** Start **
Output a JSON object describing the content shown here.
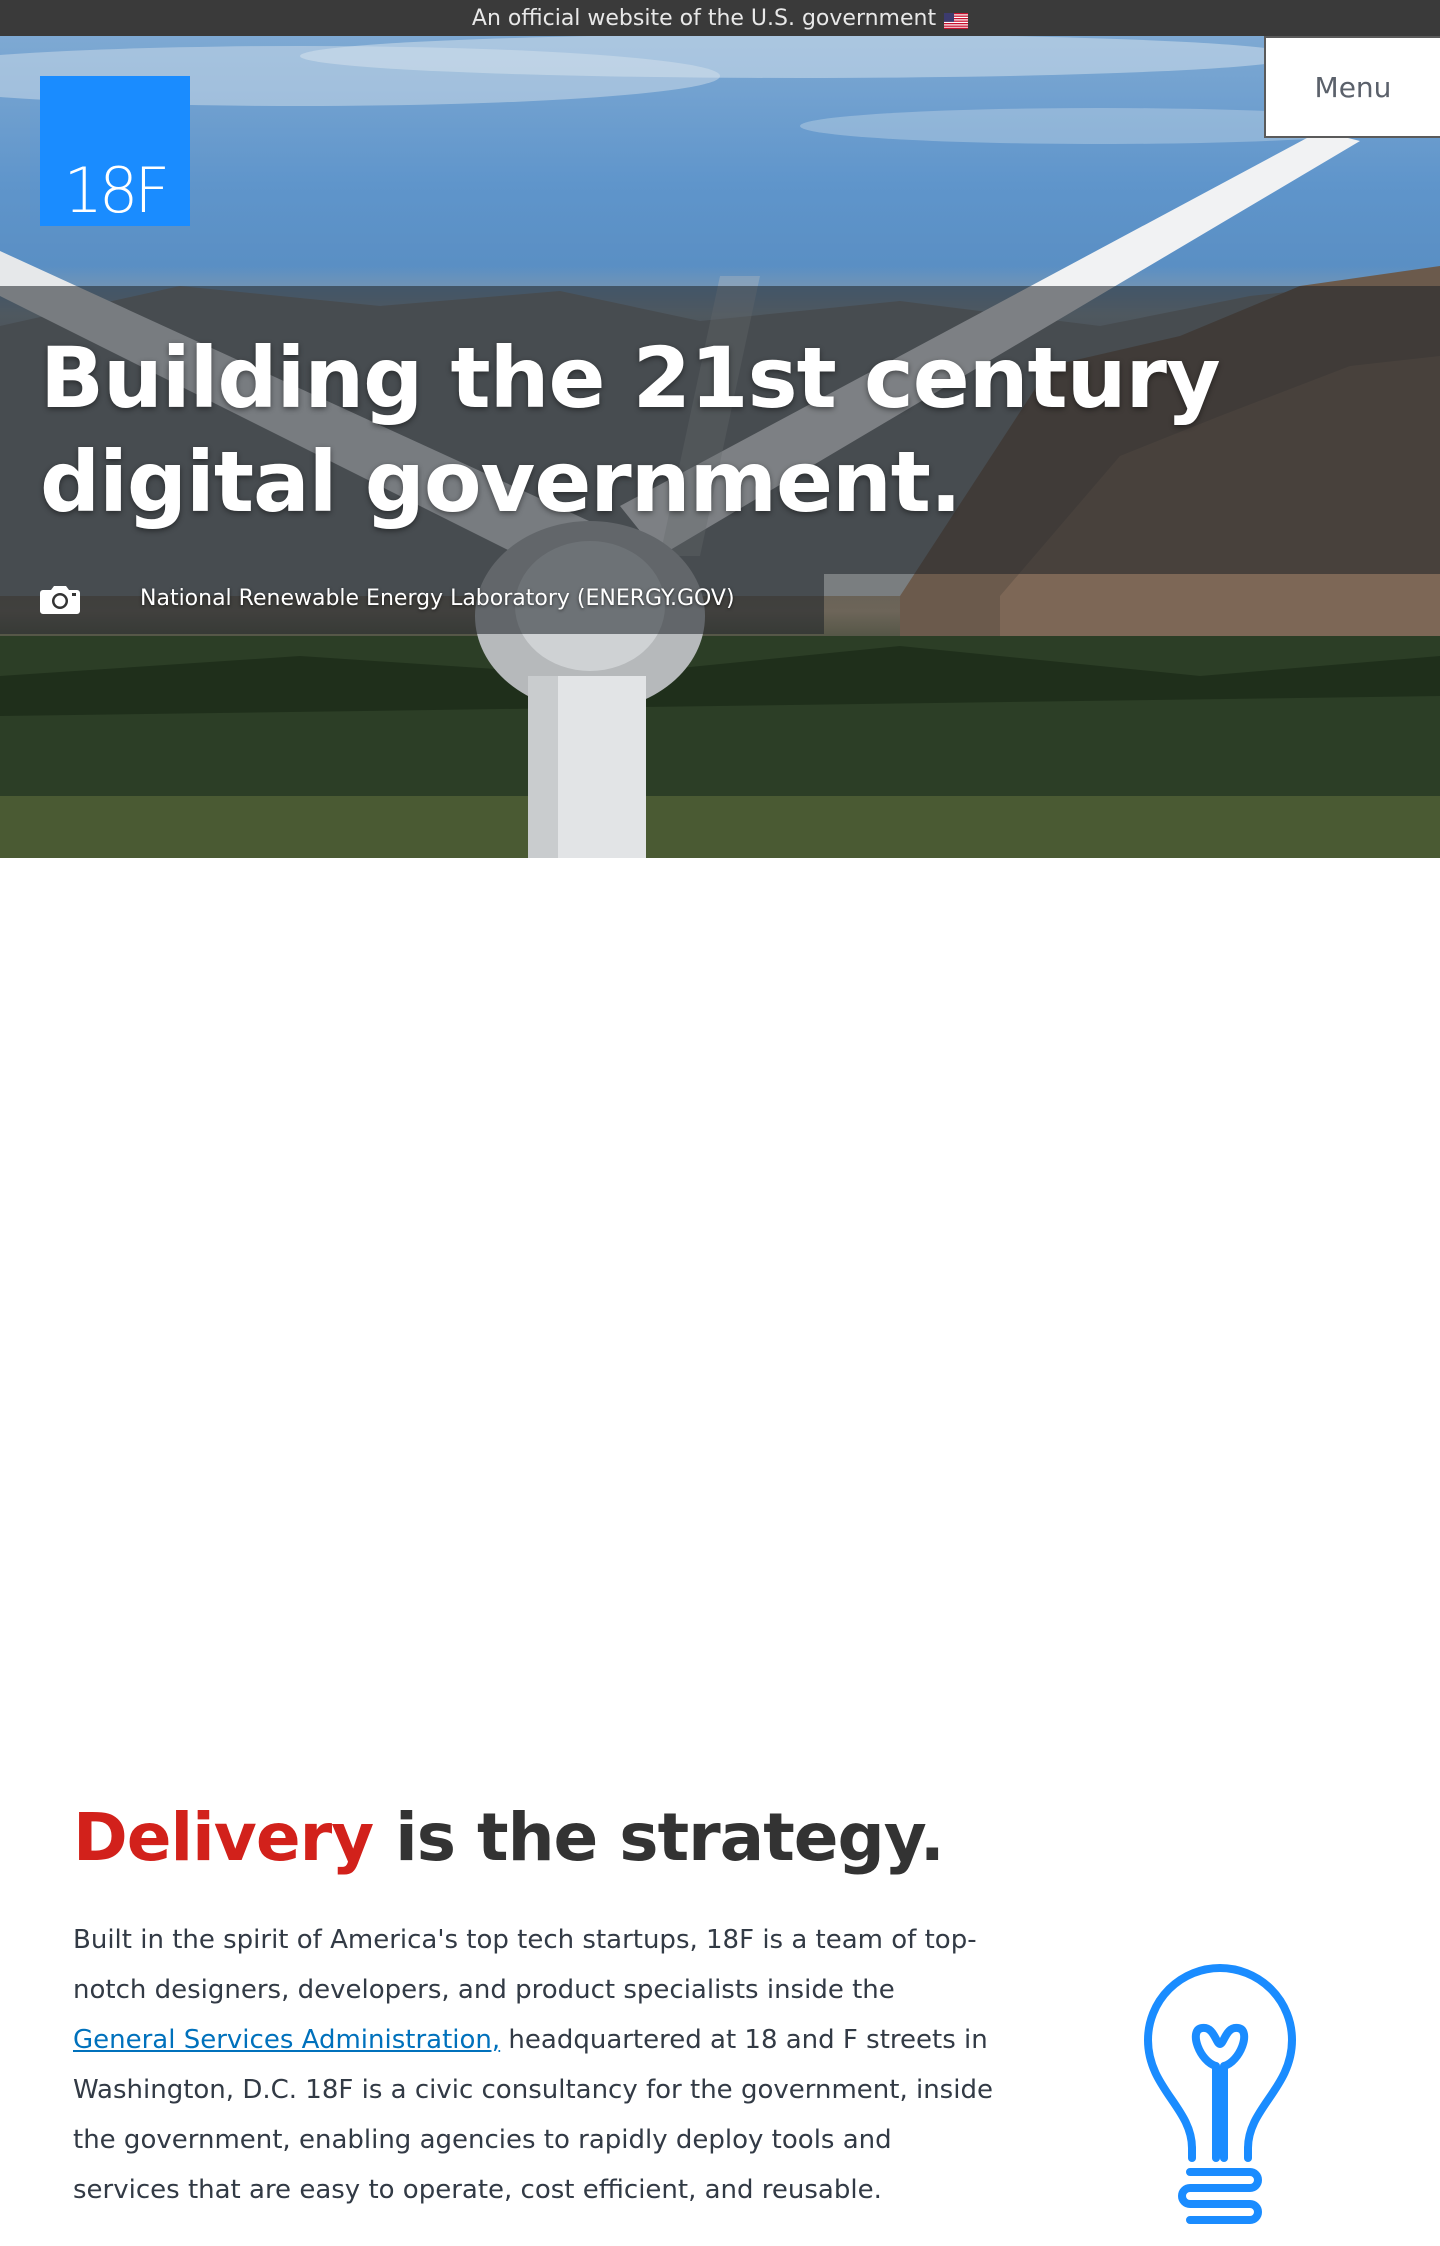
{
  "gov_banner": {
    "text": "An official website of the U.S. government",
    "flag_icon": "us-flag-icon"
  },
  "header": {
    "logo_text": "18F",
    "menu_label": "Menu",
    "brand_color": "#1a8cff"
  },
  "hero": {
    "headline": "Building the 21st century digital government.",
    "photo_credit": "National Renewable Energy Laboratory (ENERGY.GOV)",
    "camera_icon": "camera-icon"
  },
  "intro": {
    "title_accent": "Delivery",
    "title_rest": " is the strategy.",
    "accent_color": "#d2211b",
    "paragraph_before_link": "Built in the spirit of America's top tech startups, 18F is a team of top-notch designers, developers, and product specialists inside the ",
    "link_text": "General Services Administration,",
    "paragraph_after_link": " headquartered at 18 and F streets in Washington, D.C. 18F is a civic consultancy for the government, inside the government, enabling agencies to rapidly deploy tools and services that are easy to operate, cost efficient, and reusable.",
    "illustration_icon": "lightbulb-icon"
  }
}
** End **
Directive: Every record above must be given again exactly; drop the pictures.

Answer:
Output a JSON object describing the content shown here.
{
  "gov_banner": {
    "text": "An official website of the U.S. government",
    "flag_icon": "us-flag-icon"
  },
  "header": {
    "logo_text": "18F",
    "menu_label": "Menu",
    "brand_color": "#1a8cff"
  },
  "hero": {
    "headline": "Building the 21st century digital government.",
    "photo_credit": "National Renewable Energy Laboratory (ENERGY.GOV)",
    "camera_icon": "camera-icon"
  },
  "intro": {
    "title_accent": "Delivery",
    "title_rest": " is the strategy.",
    "accent_color": "#d2211b",
    "paragraph_before_link": "Built in the spirit of America's top tech startups, 18F is a team of top-notch designers, developers, and product specialists inside the ",
    "link_text": "General Services Administration,",
    "paragraph_after_link": " headquartered at 18 and F streets in Washington, D.C. 18F is a civic consultancy for the government, inside the government, enabling agencies to rapidly deploy tools and services that are easy to operate, cost efficient, and reusable.",
    "illustration_icon": "lightbulb-icon"
  }
}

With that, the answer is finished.